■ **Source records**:
####

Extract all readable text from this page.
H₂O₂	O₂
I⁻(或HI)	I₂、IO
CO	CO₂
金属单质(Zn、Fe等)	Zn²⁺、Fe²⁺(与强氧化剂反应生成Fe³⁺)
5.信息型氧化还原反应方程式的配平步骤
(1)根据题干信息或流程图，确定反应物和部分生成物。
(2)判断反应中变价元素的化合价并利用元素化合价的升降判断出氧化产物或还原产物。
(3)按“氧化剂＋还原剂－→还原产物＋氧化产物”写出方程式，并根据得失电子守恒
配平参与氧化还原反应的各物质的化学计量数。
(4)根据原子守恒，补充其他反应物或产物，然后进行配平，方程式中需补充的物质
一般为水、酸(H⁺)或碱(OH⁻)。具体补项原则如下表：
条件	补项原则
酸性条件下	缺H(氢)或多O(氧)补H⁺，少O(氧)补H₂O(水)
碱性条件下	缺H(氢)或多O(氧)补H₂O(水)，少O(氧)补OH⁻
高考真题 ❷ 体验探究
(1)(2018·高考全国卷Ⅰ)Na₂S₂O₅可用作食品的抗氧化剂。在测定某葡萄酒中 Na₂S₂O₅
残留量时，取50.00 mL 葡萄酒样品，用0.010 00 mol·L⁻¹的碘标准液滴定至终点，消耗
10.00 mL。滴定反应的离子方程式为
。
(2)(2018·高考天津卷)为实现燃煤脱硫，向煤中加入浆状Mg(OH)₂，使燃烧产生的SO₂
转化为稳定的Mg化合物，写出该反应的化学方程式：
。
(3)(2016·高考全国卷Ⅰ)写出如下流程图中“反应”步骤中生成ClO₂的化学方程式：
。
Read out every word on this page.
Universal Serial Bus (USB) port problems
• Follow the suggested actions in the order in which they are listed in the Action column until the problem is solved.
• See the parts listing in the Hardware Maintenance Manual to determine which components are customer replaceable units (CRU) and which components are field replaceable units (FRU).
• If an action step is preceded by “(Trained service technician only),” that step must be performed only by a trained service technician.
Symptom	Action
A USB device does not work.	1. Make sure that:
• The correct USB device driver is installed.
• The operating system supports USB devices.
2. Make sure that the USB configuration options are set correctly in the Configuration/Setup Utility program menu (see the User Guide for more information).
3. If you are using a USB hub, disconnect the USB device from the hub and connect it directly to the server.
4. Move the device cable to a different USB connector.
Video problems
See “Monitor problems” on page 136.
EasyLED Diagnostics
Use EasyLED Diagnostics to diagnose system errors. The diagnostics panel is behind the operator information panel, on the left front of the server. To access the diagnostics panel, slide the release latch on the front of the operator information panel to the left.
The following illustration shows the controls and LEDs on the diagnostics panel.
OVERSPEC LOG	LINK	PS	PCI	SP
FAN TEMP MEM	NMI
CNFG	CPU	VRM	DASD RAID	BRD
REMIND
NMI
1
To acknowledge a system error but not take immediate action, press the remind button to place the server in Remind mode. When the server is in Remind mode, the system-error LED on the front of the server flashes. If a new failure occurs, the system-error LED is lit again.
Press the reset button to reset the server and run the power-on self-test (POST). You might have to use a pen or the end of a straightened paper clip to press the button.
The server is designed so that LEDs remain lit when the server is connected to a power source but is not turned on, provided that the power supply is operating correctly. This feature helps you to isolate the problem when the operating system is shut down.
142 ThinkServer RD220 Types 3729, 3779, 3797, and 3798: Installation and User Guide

####

■ **INSTRUCTION**: Write out each line of the data above again, exactly as given.

■ **SOLUTION BELOW**:
Extract all readable text from this page.
H₂O₂	O₂
I⁻(或HI)	I₂、IO
CO	CO₂
金属单质(Zn、Fe等)	Zn²⁺、Fe²⁺(与强氧化剂反应生成Fe³⁺)
5.信息型氧化还原反应方程式的配平步骤
(1)根据题干信息或流程图，确定反应物和部分生成物。
(2)判断反应中变价元素的化合价并利用元素化合价的升降判断出氧化产物或还原产物。
(3)按“氧化剂＋还原剂－→还原产物＋氧化产物”写出方程式，并根据得失电子守恒
配平参与氧化还原反应的各物质的化学计量数。
(4)根据原子守恒，补充其他反应物或产物，然后进行配平，方程式中需补充的物质
一般为水、酸(H⁺)或碱(OH⁻)。具体补项原则如下表：
条件	补项原则
酸性条件下	缺H(氢)或多O(氧)补H⁺，少O(氧)补H₂O(水)
碱性条件下	缺H(氢)或多O(氧)补H₂O(水)，少O(氧)补OH⁻
高考真题 ❷ 体验探究
(1)(2018·高考全国卷Ⅰ)Na₂S₂O₅可用作食品的抗氧化剂。在测定某葡萄酒中 Na₂S₂O₅
残留量时，取50.00 mL 葡萄酒样品，用0.010 00 mol·L⁻¹的碘标准液滴定至终点，消耗
10.00 mL。滴定反应的离子方程式为
。
(2)(2018·高考天津卷)为实现燃煤脱硫，向煤中加入浆状Mg(OH)₂，使燃烧产生的SO₂
转化为稳定的Mg化合物，写出该反应的化学方程式：
。
(3)(2016·高考全国卷Ⅰ)写出如下流程图中“反应”步骤中生成ClO₂的化学方程式：
。
Read out every word on this page.
Universal Serial Bus (USB) port problems
• Follow the suggested actions in the order in which they are listed in the Action column until the problem is solved.
• See the parts listing in the Hardware Maintenance Manual to determine which components are customer replaceable units (CRU) and which components are field replaceable units (FRU).
• If an action step is preceded by “(Trained service technician only),” that step must be performed only by a trained service technician.
Symptom	Action
A USB device does not work.	1. Make sure that:
• The correct USB device driver is installed.
• The operating system supports USB devices.
2. Make sure that the USB configuration options are set correctly in the Configuration/Setup Utility program menu (see the User Guide for more information).
3. If you are using a USB hub, disconnect the USB device from the hub and connect it directly to the server.
4. Move the device cable to a different USB connector.
Video problems
See “Monitor problems” on page 136.
EasyLED Diagnostics
Use EasyLED Diagnostics to diagnose system errors. The diagnostics panel is behind the operator information panel, on the left front of the server. To access the diagnostics panel, slide the release latch on the front of the operator information panel to the left.
The following illustration shows the controls and LEDs on the diagnostics panel.
OVERSPEC LOG	LINK	PS	PCI	SP
FAN TEMP MEM	NMI
CNFG	CPU	VRM	DASD RAID	BRD
REMIND
NMI
1
To acknowledge a system error but not take immediate action, press the remind button to place the server in Remind mode. When the server is in Remind mode, the system-error LED on the front of the server flashes. If a new failure occurs, the system-error LED is lit again.
Press the reset button to reset the server and run the power-on self-test (POST). You might have to use a pen or the end of a straightened paper clip to press the button.
The server is designed so that LEDs remain lit when the server is connected to a power source but is not turned on, provided that the power supply is operating correctly. This feature helps you to isolate the problem when the operating system is shut down.
142 ThinkServer RD220 Types 3729, 3779, 3797, and 3798: Installation and User Guide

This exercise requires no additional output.